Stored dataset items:

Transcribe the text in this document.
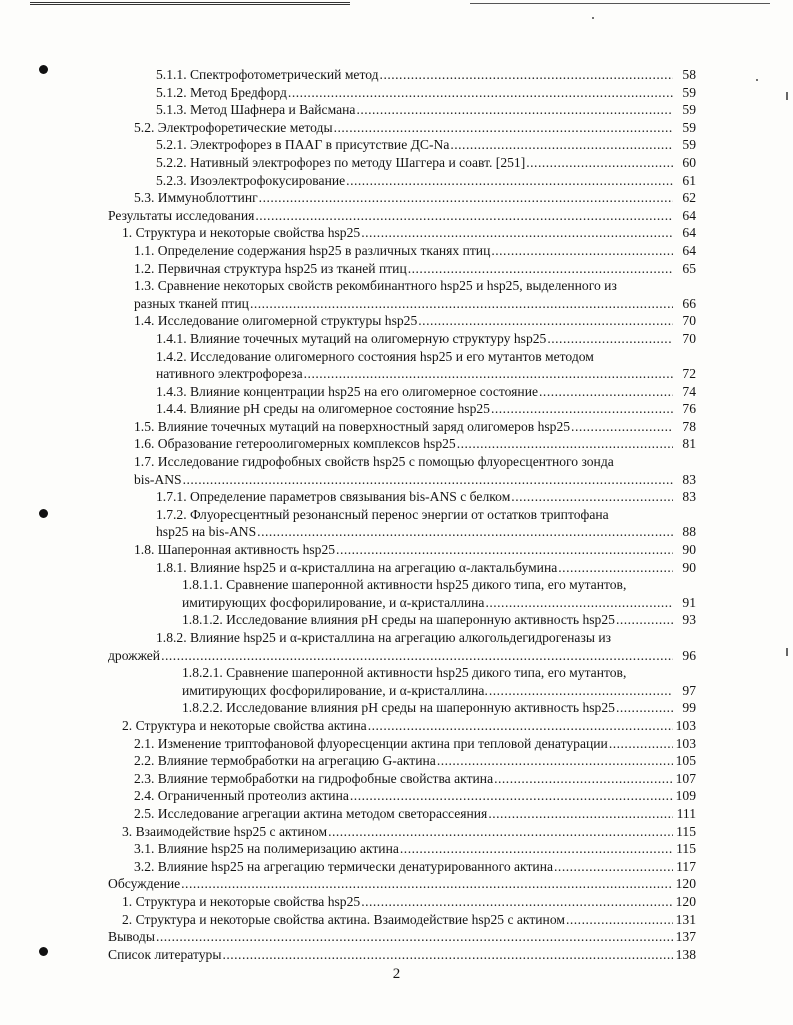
5.1.1. Спектрофотометрический метод .....	58
5.1.2. Метод Бредфорд .....	59
5.1.3. Метод Шафнера и Вайсмана .....	59
5.2. Электрофоретические методы .....	59
5.2.1. Электрофорез в ПААГ в присутствие ДС-Na .....	59
5.2.2. Нативный электрофорез по методу Шаггера и соавт. [251] .....	60
5.2.3. Изоэлектрофокусирование .....	61
5.3. Иммуноблоттинг .....	62
Результаты исследования .....	64
1. Структура и некоторые свойства hsp25 .....	64
1.1. Определение содержания hsp25 в различных тканях птиц .....	64
1.2. Первичная структура hsp25 из тканей птиц .....	65
1.3. Сравнение некоторых свойств рекомбинантного hsp25 и hsp25, выделенного из
разных тканей птиц .....	66
1.4. Исследование олигомерной структуры hsp25 .....	70
1.4.1. Влияние точечных мутаций на олигомерную структуру hsp25 .....	70
1.4.2. Исследование олигомерного состояния hsp25 и его мутантов методом
нативного электрофореза .....	72
1.4.3. Влияние концентрации hsp25 на его олигомерное состояние .....	74
1.4.4. Влияние pH среды на олигомерное состояние hsp25 .....	76
1.5. Влияние точечных мутаций на поверхностный заряд олигомеров hsp25 .....	78
1.6. Образование гетероолигомерных комплексов hsp25 .....	81
1.7. Исследование гидрофобных свойств hsp25 с помощью флуоресцентного зонда
bis-ANS .....	83
1.7.1. Определение параметров связывания bis-ANS с белком .....	83
1.7.2. Флуоресцентный резонансный перенос энергии от остатков триптофана
hsp25 на bis-ANS .....	88
1.8. Шаперонная активность hsp25 .....	90
1.8.1. Влияние hsp25 и α-кристаллина на агрегацию α-лактальбумина .....	90
1.8.1.1. Сравнение шаперонной активности hsp25 дикого типа, его мутантов,
имитирующих фосфорилирование, и α-кристаллина .....	91
1.8.1.2. Исследование влияния pH среды на шаперонную активность hsp25 .....	93
1.8.2. Влияние hsp25 и α-кристаллина на агрегацию алкогольдегидрогеназы из
дрожжей .....	96
1.8.2.1. Сравнение шаперонной активности hsp25 дикого типа, его мутантов,
имитирующих фосфорилирование, и α-кристаллина. .....	97
1.8.2.2. Исследование влияния pH среды на шаперонную активность hsp25 .....	99
2. Структура и некоторые свойства актина .....	103
2.1. Изменение триптофановой флуоресценции актина при тепловой денатурации .....	103
2.2. Влияние термобработки на агрегацию G-актина .....	105
2.3. Влияние термобработки на гидрофобные свойства актина .....	107
2.4. Ограниченный протеолиз актина .....	109
2.5. Исследование агрегации актина методом светорассеяния .....	111
3. Взаимодействие hsp25 с актином .....	115
3.1. Влияние hsp25 на полимеризацию актина .....	115
3.2. Влияние hsp25 на агрегацию термически денатурированного актина .....	117
Обсуждение .....	120
1. Структура и некоторые свойства hsp25 .....	120
2. Структура и некоторые свойства актина. Взаимодействие hsp25 с актином .....	131
Выводы .....	137
Список литературы .....	138
2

[WORK TO DO]: Examine the entries and report how many of their lines contain the string "точечных", giving no more than the number.

[FINISHED EXERCISE]: 2